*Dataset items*
+===+
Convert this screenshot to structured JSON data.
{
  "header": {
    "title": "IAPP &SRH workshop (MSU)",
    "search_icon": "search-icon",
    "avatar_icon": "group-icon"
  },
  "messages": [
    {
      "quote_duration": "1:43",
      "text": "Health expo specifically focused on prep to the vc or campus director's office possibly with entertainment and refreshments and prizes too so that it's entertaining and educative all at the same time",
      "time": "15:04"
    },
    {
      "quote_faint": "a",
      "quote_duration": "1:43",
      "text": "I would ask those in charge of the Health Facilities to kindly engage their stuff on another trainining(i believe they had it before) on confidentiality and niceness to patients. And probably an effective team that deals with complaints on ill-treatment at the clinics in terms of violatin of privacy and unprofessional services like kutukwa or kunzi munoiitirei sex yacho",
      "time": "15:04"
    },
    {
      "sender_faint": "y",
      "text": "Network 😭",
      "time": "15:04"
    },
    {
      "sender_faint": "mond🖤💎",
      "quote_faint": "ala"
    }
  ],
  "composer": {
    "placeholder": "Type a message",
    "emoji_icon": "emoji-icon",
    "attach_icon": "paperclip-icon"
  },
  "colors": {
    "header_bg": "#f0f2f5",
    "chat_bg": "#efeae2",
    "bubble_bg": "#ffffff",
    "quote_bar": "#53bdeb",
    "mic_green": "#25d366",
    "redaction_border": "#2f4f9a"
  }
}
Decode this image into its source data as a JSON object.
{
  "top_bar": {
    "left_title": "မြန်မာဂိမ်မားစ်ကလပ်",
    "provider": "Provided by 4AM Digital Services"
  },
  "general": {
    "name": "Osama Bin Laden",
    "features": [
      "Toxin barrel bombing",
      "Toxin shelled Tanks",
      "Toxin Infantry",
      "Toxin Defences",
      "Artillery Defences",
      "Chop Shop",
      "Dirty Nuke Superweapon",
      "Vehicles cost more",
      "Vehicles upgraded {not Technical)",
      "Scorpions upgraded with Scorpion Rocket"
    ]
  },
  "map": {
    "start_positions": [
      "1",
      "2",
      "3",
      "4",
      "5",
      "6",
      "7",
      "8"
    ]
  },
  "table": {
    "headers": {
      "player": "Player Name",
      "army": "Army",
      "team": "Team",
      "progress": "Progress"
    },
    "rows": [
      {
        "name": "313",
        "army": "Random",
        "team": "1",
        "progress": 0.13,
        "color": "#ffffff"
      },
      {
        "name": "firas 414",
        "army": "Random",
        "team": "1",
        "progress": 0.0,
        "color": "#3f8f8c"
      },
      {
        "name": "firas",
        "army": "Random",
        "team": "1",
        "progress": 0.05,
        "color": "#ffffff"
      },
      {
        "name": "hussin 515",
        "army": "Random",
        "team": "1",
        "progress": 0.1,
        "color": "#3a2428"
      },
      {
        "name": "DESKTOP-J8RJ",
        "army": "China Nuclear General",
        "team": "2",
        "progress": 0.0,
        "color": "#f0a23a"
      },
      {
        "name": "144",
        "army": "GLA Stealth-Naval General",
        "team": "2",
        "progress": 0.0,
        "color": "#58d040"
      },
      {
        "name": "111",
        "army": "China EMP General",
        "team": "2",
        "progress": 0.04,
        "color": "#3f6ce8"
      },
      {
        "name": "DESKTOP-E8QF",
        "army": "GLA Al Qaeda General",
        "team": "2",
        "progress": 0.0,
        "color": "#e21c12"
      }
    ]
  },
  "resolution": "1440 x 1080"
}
+===+
*Problem to work on*
The full set of entries above has to be restated exactly.

*Result for this exercise*
Convert this screenshot to structured JSON data.
{
  "header": {
    "title": "IAPP &SRH workshop (MSU)",
    "search_icon": "search-icon",
    "avatar_icon": "group-icon"
  },
  "messages": [
    {
      "quote_duration": "1:43",
      "text": "Health expo specifically focused on prep to the vc or campus director's office possibly with entertainment and refreshments and prizes too so that it's entertaining and educative all at the same time",
      "time": "15:04"
    },
    {
      "quote_faint": "a",
      "quote_duration": "1:43",
      "text": "I would ask those in charge of the Health Facilities to kindly engage their stuff on another trainining(i believe they had it before) on confidentiality and niceness to patients. And probably an effective team that deals with complaints on ill-treatment at the clinics in terms of violatin of privacy and unprofessional services like kutukwa or kunzi munoiitirei sex yacho",
      "time": "15:04"
    },
    {
      "sender_faint": "y",
      "text": "Network 😭",
      "time": "15:04"
    },
    {
      "sender_faint": "mond🖤💎",
      "quote_faint": "ala"
    }
  ],
  "composer": {
    "placeholder": "Type a message",
    "emoji_icon": "emoji-icon",
    "attach_icon": "paperclip-icon"
  },
  "colors": {
    "header_bg": "#f0f2f5",
    "chat_bg": "#efeae2",
    "bubble_bg": "#ffffff",
    "quote_bar": "#53bdeb",
    "mic_green": "#25d366",
    "redaction_border": "#2f4f9a"
  }
}
Decode this image into its source data as a JSON object.
{
  "top_bar": {
    "left_title": "မြန်မာဂိမ်မားစ်ကလပ်",
    "provider": "Provided by 4AM Digital Services"
  },
  "general": {
    "name": "Osama Bin Laden",
    "features": [
      "Toxin barrel bombing",
      "Toxin shelled Tanks",
      "Toxin Infantry",
      "Toxin Defences",
      "Artillery Defences",
      "Chop Shop",
      "Dirty Nuke Superweapon",
      "Vehicles cost more",
      "Vehicles upgraded {not Technical)",
      "Scorpions upgraded with Scorpion Rocket"
    ]
  },
  "map": {
    "start_positions": [
      "1",
      "2",
      "3",
      "4",
      "5",
      "6",
      "7",
      "8"
    ]
  },
  "table": {
    "headers": {
      "player": "Player Name",
      "army": "Army",
      "team": "Team",
      "progress": "Progress"
    },
    "rows": [
      {
        "name": "313",
        "army": "Random",
        "team": "1",
        "progress": 0.13,
        "color": "#ffffff"
      },
      {
        "name": "firas 414",
        "army": "Random",
        "team": "1",
        "progress": 0.0,
        "color": "#3f8f8c"
      },
      {
        "name": "firas",
        "army": "Random",
        "team": "1",
        "progress": 0.05,
        "color": "#ffffff"
      },
      {
        "name": "hussin 515",
        "army": "Random",
        "team": "1",
        "progress": 0.1,
        "color": "#3a2428"
      },
      {
        "name": "DESKTOP-J8RJ",
        "army": "China Nuclear General",
        "team": "2",
        "progress": 0.0,
        "color": "#f0a23a"
      },
      {
        "name": "144",
        "army": "GLA Stealth-Naval General",
        "team": "2",
        "progress": 0.0,
        "color": "#58d040"
      },
      {
        "name": "111",
        "army": "China EMP General",
        "team": "2",
        "progress": 0.04,
        "color": "#3f6ce8"
      },
      {
        "name": "DESKTOP-E8QF",
        "army": "GLA Al Qaeda General",
        "team": "2",
        "progress": 0.0,
        "color": "#e21c12"
      }
    ]
  },
  "resolution": "1440 x 1080"
}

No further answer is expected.